→ **Task directions**
Comb through the entries for "Modify" and pull out each line that holds it.

Data records
════════════════════

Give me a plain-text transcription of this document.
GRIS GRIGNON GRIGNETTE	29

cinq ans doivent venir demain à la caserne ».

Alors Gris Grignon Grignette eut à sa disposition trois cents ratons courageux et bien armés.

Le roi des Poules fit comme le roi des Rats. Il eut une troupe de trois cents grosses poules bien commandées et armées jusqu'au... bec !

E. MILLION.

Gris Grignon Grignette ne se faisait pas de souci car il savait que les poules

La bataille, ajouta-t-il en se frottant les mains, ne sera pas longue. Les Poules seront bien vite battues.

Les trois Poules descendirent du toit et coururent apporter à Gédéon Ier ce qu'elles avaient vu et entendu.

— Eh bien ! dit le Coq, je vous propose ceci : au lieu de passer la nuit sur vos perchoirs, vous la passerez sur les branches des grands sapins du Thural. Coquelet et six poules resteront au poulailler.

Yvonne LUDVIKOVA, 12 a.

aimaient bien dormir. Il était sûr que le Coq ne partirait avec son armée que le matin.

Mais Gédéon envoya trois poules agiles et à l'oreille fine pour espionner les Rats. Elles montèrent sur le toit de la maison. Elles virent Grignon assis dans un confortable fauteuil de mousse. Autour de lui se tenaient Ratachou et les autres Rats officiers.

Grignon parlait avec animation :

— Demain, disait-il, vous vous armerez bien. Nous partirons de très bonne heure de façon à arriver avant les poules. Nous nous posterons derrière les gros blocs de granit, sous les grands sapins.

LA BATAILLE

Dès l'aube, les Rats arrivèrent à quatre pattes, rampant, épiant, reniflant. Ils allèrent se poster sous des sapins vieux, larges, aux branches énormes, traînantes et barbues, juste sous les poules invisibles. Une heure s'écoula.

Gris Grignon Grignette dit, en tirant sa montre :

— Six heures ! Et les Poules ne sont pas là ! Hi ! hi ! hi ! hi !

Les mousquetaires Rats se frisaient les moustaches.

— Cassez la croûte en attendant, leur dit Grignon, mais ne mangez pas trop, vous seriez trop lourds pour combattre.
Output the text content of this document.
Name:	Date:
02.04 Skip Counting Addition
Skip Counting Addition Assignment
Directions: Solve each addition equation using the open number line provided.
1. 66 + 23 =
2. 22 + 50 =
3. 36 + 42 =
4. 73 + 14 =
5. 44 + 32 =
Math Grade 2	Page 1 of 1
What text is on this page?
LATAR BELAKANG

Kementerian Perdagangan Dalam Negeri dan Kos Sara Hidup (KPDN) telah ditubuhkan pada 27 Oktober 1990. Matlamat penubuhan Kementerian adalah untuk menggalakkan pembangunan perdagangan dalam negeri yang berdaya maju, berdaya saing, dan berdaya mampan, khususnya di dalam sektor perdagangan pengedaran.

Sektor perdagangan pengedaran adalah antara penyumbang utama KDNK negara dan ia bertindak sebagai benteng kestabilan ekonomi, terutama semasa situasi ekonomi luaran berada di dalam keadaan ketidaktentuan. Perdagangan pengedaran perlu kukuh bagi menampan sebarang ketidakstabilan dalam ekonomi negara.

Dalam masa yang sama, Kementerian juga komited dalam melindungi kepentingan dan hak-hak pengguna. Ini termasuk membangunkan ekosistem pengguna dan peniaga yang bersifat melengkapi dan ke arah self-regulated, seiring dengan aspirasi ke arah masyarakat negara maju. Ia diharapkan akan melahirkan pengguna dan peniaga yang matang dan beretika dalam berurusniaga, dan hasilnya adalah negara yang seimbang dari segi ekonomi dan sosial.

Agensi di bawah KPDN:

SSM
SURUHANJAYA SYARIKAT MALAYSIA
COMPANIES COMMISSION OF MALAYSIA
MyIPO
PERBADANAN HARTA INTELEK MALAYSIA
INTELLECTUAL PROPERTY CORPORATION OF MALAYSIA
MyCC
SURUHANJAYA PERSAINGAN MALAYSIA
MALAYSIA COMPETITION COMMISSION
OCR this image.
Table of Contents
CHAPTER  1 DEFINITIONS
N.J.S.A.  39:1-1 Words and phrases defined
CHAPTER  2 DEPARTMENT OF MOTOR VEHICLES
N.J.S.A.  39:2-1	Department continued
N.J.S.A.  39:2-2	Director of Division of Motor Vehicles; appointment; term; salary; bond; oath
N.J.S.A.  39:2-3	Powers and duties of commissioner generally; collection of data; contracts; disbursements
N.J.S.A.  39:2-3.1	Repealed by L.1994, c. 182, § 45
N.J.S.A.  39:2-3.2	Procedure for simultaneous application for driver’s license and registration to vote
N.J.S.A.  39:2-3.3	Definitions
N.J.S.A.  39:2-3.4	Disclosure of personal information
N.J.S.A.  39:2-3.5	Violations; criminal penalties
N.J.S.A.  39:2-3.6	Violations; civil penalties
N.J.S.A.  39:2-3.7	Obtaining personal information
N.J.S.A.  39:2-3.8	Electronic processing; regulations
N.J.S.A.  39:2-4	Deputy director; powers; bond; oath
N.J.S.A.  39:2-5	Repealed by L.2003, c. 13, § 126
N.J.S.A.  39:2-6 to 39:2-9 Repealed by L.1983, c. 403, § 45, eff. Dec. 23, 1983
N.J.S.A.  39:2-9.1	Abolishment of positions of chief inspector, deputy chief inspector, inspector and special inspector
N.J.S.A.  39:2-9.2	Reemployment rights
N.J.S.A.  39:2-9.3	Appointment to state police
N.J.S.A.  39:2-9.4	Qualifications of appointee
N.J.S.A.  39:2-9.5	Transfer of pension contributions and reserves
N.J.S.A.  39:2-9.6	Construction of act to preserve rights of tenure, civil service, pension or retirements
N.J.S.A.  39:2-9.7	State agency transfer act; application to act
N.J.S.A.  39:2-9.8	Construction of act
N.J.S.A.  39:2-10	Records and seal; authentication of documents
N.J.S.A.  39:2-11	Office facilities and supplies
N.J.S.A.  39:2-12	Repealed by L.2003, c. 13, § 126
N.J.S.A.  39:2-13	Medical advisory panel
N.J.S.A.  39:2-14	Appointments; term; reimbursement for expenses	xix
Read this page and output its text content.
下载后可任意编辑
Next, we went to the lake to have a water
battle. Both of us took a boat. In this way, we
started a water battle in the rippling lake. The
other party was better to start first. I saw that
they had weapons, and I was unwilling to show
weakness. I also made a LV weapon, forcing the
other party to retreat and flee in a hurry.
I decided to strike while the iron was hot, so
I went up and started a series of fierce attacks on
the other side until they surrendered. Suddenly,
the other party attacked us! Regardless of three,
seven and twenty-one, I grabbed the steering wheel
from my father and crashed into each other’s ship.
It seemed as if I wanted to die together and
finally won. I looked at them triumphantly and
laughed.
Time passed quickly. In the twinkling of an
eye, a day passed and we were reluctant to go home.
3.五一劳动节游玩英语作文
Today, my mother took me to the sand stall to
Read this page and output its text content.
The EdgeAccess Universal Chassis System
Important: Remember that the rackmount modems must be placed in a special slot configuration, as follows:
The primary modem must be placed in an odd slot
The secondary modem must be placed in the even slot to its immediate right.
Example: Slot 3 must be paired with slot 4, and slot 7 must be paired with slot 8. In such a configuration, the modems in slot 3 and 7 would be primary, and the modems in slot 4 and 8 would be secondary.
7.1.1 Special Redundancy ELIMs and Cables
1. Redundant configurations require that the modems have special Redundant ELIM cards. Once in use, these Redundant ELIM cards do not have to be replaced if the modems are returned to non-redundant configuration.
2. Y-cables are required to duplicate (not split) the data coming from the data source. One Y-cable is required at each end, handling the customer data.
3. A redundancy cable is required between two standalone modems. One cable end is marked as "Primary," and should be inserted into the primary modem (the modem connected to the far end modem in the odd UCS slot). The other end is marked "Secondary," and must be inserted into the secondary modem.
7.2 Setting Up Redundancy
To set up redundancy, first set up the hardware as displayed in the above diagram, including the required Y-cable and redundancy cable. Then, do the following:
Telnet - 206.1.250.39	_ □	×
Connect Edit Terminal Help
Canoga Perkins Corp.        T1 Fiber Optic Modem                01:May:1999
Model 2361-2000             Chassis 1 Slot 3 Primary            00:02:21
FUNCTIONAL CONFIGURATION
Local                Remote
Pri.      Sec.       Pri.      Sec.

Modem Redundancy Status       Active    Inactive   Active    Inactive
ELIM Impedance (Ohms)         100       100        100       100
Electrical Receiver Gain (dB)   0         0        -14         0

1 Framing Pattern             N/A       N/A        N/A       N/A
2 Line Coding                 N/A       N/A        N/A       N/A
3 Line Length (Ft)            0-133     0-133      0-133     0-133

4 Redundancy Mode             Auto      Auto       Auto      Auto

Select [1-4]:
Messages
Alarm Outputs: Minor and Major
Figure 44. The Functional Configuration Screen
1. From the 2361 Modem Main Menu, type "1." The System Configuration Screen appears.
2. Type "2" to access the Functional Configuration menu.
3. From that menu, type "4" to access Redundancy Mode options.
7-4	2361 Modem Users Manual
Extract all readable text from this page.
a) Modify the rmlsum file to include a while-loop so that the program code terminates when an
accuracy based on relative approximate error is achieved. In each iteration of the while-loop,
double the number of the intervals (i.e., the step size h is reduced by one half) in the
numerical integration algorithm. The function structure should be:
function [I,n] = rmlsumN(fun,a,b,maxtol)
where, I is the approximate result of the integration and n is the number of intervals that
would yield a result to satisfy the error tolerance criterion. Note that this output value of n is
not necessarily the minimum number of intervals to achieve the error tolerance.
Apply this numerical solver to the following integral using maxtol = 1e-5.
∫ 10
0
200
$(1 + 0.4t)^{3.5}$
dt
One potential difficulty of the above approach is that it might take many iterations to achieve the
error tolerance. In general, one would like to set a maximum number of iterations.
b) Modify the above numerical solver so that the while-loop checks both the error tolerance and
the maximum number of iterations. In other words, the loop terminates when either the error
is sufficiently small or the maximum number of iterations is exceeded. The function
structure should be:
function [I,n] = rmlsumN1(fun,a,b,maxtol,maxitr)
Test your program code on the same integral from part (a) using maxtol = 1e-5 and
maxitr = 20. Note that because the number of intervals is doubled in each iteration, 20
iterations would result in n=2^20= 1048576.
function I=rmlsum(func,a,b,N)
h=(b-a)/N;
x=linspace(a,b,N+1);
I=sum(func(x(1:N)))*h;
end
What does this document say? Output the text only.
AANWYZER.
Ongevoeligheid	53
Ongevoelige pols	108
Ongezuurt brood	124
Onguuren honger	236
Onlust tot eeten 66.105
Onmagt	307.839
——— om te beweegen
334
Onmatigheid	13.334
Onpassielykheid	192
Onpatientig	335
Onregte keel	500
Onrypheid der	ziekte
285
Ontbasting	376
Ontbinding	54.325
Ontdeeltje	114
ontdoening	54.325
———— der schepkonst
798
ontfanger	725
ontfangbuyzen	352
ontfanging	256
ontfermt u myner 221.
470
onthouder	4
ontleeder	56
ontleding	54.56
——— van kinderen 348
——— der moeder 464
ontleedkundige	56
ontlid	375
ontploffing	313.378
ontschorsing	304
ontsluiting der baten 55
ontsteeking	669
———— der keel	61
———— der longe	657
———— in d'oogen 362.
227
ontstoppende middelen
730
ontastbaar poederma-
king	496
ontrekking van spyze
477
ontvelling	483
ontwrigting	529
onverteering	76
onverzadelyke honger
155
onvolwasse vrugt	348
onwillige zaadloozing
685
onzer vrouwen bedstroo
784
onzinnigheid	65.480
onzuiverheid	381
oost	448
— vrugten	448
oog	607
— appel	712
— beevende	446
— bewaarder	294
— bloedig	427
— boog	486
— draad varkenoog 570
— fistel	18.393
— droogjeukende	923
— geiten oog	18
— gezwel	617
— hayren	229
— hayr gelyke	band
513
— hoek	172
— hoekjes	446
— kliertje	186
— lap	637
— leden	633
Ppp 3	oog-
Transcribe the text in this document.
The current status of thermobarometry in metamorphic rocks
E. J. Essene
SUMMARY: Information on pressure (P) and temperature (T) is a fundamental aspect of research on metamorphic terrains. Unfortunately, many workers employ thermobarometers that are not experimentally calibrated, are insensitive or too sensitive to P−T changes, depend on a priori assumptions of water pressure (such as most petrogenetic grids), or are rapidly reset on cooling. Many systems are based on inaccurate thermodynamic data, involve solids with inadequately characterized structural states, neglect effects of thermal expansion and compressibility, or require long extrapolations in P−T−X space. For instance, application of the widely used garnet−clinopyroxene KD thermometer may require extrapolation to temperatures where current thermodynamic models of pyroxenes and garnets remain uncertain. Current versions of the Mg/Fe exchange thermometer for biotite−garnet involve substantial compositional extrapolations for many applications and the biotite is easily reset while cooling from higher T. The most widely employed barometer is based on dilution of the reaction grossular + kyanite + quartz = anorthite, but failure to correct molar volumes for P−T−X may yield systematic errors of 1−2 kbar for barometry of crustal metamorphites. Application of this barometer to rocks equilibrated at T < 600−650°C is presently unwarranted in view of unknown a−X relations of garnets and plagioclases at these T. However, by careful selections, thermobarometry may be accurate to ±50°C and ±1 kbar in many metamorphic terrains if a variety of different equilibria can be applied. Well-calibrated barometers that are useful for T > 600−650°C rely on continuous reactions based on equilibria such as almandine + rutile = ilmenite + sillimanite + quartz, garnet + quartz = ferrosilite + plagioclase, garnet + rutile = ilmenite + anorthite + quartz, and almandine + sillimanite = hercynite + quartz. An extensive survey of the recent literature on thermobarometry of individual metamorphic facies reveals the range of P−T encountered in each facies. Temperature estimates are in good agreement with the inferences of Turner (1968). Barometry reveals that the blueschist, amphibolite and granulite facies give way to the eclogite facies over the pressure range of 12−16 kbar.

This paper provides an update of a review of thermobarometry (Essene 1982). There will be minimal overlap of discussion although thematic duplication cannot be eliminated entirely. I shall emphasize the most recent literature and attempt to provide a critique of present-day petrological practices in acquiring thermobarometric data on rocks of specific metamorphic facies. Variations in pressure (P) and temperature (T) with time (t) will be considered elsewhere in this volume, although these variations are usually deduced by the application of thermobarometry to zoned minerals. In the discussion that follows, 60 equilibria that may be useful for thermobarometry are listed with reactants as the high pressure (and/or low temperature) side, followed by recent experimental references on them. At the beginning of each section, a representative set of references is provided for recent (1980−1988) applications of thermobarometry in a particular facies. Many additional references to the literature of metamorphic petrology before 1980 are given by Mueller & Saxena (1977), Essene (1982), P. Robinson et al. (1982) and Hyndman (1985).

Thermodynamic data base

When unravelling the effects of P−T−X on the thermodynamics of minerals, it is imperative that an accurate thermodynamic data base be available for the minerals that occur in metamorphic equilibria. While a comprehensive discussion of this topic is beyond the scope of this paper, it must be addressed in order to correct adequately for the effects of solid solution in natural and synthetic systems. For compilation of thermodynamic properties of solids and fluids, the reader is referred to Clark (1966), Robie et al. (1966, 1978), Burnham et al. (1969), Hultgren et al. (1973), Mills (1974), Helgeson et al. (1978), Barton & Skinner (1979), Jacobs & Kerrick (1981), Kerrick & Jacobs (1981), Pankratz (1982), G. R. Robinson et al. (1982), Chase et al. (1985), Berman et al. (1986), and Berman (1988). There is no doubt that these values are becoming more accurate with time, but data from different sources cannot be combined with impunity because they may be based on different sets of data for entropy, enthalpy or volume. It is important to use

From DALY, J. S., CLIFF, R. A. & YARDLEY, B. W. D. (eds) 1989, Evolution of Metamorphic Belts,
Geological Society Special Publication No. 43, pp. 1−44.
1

════════════════════

→ **Expected output**
a) Modify the rmlsum file to include a while-loop so that the program code terminates when an
b) Modify the above numerical solver so that the while-loop checks both the error tolerance and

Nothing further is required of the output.